• Short task
Reproduce every record below exactly as it appears.

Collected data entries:
# # #
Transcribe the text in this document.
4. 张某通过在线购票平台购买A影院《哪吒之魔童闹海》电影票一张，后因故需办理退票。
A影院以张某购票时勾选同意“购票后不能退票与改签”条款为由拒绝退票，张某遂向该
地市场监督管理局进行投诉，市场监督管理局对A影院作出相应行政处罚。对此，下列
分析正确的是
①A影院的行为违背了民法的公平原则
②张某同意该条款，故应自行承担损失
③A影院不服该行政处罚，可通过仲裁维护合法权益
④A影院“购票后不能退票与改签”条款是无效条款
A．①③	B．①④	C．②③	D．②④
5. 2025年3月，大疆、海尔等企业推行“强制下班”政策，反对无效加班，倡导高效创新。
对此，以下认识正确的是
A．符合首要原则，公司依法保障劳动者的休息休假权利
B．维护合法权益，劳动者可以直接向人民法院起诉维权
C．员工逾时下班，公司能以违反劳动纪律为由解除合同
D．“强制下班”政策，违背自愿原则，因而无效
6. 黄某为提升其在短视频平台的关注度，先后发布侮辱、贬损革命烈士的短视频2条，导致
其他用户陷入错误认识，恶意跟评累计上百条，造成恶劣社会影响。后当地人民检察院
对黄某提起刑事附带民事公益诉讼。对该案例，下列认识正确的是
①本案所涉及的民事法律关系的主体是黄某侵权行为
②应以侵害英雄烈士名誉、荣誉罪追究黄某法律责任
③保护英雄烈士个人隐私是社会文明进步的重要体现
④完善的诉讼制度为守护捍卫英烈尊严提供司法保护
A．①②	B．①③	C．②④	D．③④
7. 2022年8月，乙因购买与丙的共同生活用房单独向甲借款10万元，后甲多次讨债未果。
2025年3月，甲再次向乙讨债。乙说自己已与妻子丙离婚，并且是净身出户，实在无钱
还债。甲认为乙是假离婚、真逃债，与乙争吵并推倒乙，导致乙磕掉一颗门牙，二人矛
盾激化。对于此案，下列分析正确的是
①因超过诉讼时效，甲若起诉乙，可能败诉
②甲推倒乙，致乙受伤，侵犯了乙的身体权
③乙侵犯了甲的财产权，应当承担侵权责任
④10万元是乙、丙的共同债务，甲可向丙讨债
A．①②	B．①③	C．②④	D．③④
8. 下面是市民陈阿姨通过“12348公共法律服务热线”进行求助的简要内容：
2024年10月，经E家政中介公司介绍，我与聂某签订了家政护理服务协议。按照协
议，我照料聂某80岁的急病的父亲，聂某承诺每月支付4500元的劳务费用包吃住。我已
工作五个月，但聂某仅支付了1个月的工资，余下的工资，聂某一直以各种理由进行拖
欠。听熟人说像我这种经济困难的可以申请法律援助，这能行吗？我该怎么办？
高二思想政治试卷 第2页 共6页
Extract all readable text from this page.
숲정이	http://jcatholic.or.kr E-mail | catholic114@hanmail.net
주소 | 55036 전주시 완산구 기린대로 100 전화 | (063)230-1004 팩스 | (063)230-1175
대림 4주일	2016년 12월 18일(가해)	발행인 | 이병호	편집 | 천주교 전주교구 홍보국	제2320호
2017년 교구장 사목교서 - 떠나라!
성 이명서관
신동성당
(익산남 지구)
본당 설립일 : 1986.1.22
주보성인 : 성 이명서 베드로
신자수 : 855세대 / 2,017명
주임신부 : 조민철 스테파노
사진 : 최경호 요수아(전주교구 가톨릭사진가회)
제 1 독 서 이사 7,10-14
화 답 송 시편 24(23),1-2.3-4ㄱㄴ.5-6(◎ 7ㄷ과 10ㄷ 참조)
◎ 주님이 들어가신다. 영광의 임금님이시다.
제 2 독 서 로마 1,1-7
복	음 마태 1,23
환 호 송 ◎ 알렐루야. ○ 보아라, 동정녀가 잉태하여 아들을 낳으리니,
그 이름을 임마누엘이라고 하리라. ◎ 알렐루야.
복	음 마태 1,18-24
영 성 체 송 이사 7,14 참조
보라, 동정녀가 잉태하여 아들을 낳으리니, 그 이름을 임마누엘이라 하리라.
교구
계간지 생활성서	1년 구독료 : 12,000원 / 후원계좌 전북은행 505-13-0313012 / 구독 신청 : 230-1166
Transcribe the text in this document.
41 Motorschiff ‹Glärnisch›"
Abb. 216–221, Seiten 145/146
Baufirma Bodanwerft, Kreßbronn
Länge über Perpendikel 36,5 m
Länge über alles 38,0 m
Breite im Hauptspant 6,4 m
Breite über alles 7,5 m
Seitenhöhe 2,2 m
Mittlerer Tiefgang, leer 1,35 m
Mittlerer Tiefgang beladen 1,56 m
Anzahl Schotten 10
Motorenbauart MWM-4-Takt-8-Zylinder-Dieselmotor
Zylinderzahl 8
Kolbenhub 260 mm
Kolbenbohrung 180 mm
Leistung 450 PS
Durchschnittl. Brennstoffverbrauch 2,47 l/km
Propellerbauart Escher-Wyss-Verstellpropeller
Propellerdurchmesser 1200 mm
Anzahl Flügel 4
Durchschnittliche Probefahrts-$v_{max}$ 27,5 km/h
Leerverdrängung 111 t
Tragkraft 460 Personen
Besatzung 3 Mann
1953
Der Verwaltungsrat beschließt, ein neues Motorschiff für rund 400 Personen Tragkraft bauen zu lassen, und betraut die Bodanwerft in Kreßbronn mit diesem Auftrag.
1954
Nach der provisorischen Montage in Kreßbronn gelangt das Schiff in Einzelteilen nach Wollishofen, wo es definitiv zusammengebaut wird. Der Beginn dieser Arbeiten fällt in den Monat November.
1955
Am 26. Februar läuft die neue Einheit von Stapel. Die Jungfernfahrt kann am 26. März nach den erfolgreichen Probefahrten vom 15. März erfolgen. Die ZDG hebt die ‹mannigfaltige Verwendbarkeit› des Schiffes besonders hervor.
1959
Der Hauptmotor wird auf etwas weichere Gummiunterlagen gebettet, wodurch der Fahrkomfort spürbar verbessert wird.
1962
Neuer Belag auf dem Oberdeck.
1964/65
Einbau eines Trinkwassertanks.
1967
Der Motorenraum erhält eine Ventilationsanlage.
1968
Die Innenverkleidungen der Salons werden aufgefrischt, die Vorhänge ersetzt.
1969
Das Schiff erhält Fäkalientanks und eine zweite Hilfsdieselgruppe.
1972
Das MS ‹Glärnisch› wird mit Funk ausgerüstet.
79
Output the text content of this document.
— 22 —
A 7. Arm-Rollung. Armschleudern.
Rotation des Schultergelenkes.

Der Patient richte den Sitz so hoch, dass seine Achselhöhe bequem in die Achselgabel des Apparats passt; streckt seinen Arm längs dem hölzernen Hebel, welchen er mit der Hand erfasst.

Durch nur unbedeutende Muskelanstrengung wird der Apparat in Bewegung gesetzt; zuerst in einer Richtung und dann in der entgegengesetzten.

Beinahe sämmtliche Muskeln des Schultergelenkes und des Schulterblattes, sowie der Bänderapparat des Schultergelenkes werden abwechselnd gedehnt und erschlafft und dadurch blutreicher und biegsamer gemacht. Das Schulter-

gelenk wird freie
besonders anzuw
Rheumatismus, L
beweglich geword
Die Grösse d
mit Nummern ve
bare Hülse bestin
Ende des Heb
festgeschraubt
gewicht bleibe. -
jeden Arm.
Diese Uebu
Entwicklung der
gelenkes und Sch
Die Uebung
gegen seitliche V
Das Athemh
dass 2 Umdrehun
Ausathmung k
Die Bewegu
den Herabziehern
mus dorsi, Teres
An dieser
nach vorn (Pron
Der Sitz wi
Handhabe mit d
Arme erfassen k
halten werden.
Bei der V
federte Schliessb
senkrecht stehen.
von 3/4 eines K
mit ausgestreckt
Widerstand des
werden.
# # #
• Output for this exercise
Transcribe the text in this document.
4. 张某通过在线购票平台购买A影院《哪吒之魔童闹海》电影票一张，后因故需办理退票。
A影院以张某购票时勾选同意“购票后不能退票与改签”条款为由拒绝退票，张某遂向该
地市场监督管理局进行投诉，市场监督管理局对A影院作出相应行政处罚。对此，下列
分析正确的是
①A影院的行为违背了民法的公平原则
②张某同意该条款，故应自行承担损失
③A影院不服该行政处罚，可通过仲裁维护合法权益
④A影院“购票后不能退票与改签”条款是无效条款
A．①③	B．①④	C．②③	D．②④
5. 2025年3月，大疆、海尔等企业推行“强制下班”政策，反对无效加班，倡导高效创新。
对此，以下认识正确的是
A．符合首要原则，公司依法保障劳动者的休息休假权利
B．维护合法权益，劳动者可以直接向人民法院起诉维权
C．员工逾时下班，公司能以违反劳动纪律为由解除合同
D．“强制下班”政策，违背自愿原则，因而无效
6. 黄某为提升其在短视频平台的关注度，先后发布侮辱、贬损革命烈士的短视频2条，导致
其他用户陷入错误认识，恶意跟评累计上百条，造成恶劣社会影响。后当地人民检察院
对黄某提起刑事附带民事公益诉讼。对该案例，下列认识正确的是
①本案所涉及的民事法律关系的主体是黄某侵权行为
②应以侵害英雄烈士名誉、荣誉罪追究黄某法律责任
③保护英雄烈士个人隐私是社会文明进步的重要体现
④完善的诉讼制度为守护捍卫英烈尊严提供司法保护
A．①②	B．①③	C．②④	D．③④
7. 2022年8月，乙因购买与丙的共同生活用房单独向甲借款10万元，后甲多次讨债未果。
2025年3月，甲再次向乙讨债。乙说自己已与妻子丙离婚，并且是净身出户，实在无钱
还债。甲认为乙是假离婚、真逃债，与乙争吵并推倒乙，导致乙磕掉一颗门牙，二人矛
盾激化。对于此案，下列分析正确的是
①因超过诉讼时效，甲若起诉乙，可能败诉
②甲推倒乙，致乙受伤，侵犯了乙的身体权
③乙侵犯了甲的财产权，应当承担侵权责任
④10万元是乙、丙的共同债务，甲可向丙讨债
A．①②	B．①③	C．②④	D．③④
8. 下面是市民陈阿姨通过“12348公共法律服务热线”进行求助的简要内容：
2024年10月，经E家政中介公司介绍，我与聂某签订了家政护理服务协议。按照协
议，我照料聂某80岁的急病的父亲，聂某承诺每月支付4500元的劳务费用包吃住。我已
工作五个月，但聂某仅支付了1个月的工资，余下的工资，聂某一直以各种理由进行拖
欠。听熟人说像我这种经济困难的可以申请法律援助，这能行吗？我该怎么办？
高二思想政治试卷 第2页 共6页
Extract all readable text from this page.
숲정이	http://jcatholic.or.kr E-mail | catholic114@hanmail.net
주소 | 55036 전주시 완산구 기린대로 100 전화 | (063)230-1004 팩스 | (063)230-1175
대림 4주일	2016년 12월 18일(가해)	발행인 | 이병호	편집 | 천주교 전주교구 홍보국	제2320호
2017년 교구장 사목교서 - 떠나라!
성 이명서관
신동성당
(익산남 지구)
본당 설립일 : 1986.1.22
주보성인 : 성 이명서 베드로
신자수 : 855세대 / 2,017명
주임신부 : 조민철 스테파노
사진 : 최경호 요수아(전주교구 가톨릭사진가회)
제 1 독 서 이사 7,10-14
화 답 송 시편 24(23),1-2.3-4ㄱㄴ.5-6(◎ 7ㄷ과 10ㄷ 참조)
◎ 주님이 들어가신다. 영광의 임금님이시다.
제 2 독 서 로마 1,1-7
복	음 마태 1,23
환 호 송 ◎ 알렐루야. ○ 보아라, 동정녀가 잉태하여 아들을 낳으리니,
그 이름을 임마누엘이라고 하리라. ◎ 알렐루야.
복	음 마태 1,18-24
영 성 체 송 이사 7,14 참조
보라, 동정녀가 잉태하여 아들을 낳으리니, 그 이름을 임마누엘이라 하리라.
교구
계간지 생활성서	1년 구독료 : 12,000원 / 후원계좌 전북은행 505-13-0313012 / 구독 신청 : 230-1166
Transcribe the text in this document.
41 Motorschiff ‹Glärnisch›"
Abb. 216–221, Seiten 145/146
Baufirma Bodanwerft, Kreßbronn
Länge über Perpendikel 36,5 m
Länge über alles 38,0 m
Breite im Hauptspant 6,4 m
Breite über alles 7,5 m
Seitenhöhe 2,2 m
Mittlerer Tiefgang, leer 1,35 m
Mittlerer Tiefgang beladen 1,56 m
Anzahl Schotten 10
Motorenbauart MWM-4-Takt-8-Zylinder-Dieselmotor
Zylinderzahl 8
Kolbenhub 260 mm
Kolbenbohrung 180 mm
Leistung 450 PS
Durchschnittl. Brennstoffverbrauch 2,47 l/km
Propellerbauart Escher-Wyss-Verstellpropeller
Propellerdurchmesser 1200 mm
Anzahl Flügel 4
Durchschnittliche Probefahrts-$v_{max}$ 27,5 km/h
Leerverdrängung 111 t
Tragkraft 460 Personen
Besatzung 3 Mann
1953
Der Verwaltungsrat beschließt, ein neues Motorschiff für rund 400 Personen Tragkraft bauen zu lassen, und betraut die Bodanwerft in Kreßbronn mit diesem Auftrag.
1954
Nach der provisorischen Montage in Kreßbronn gelangt das Schiff in Einzelteilen nach Wollishofen, wo es definitiv zusammengebaut wird. Der Beginn dieser Arbeiten fällt in den Monat November.
1955
Am 26. Februar läuft die neue Einheit von Stapel. Die Jungfernfahrt kann am 26. März nach den erfolgreichen Probefahrten vom 15. März erfolgen. Die ZDG hebt die ‹mannigfaltige Verwendbarkeit› des Schiffes besonders hervor.
1959
Der Hauptmotor wird auf etwas weichere Gummiunterlagen gebettet, wodurch der Fahrkomfort spürbar verbessert wird.
1962
Neuer Belag auf dem Oberdeck.
1964/65
Einbau eines Trinkwassertanks.
1967
Der Motorenraum erhält eine Ventilationsanlage.
1968
Die Innenverkleidungen der Salons werden aufgefrischt, die Vorhänge ersetzt.
1969
Das Schiff erhält Fäkalientanks und eine zweite Hilfsdieselgruppe.
1972
Das MS ‹Glärnisch› wird mit Funk ausgerüstet.
79
Output the text content of this document.
— 22 —
A 7. Arm-Rollung. Armschleudern.
Rotation des Schultergelenkes.

Der Patient richte den Sitz so hoch, dass seine Achselhöhe bequem in die Achselgabel des Apparats passt; streckt seinen Arm längs dem hölzernen Hebel, welchen er mit der Hand erfasst.

Durch nur unbedeutende Muskelanstrengung wird der Apparat in Bewegung gesetzt; zuerst in einer Richtung und dann in der entgegengesetzten.

Beinahe sämmtliche Muskeln des Schultergelenkes und des Schulterblattes, sowie der Bänderapparat des Schultergelenkes werden abwechselnd gedehnt und erschlafft und dadurch blutreicher und biegsamer gemacht. Das Schulter-

gelenk wird freie
besonders anzuw
Rheumatismus, L
beweglich geword
Die Grösse d
mit Nummern ve
bare Hülse bestin
Ende des Heb
festgeschraubt
gewicht bleibe. -
jeden Arm.
Diese Uebu
Entwicklung der
gelenkes und Sch
Die Uebung
gegen seitliche V
Das Athemh
dass 2 Umdrehun
Ausathmung k
Die Bewegu
den Herabziehern
mus dorsi, Teres
An dieser
nach vorn (Pron
Der Sitz wi
Handhabe mit d
Arme erfassen k
halten werden.
Bei der V
federte Schliessb
senkrecht stehen.
von 3/4 eines K
mit ausgestreckt
Widerstand des
werden.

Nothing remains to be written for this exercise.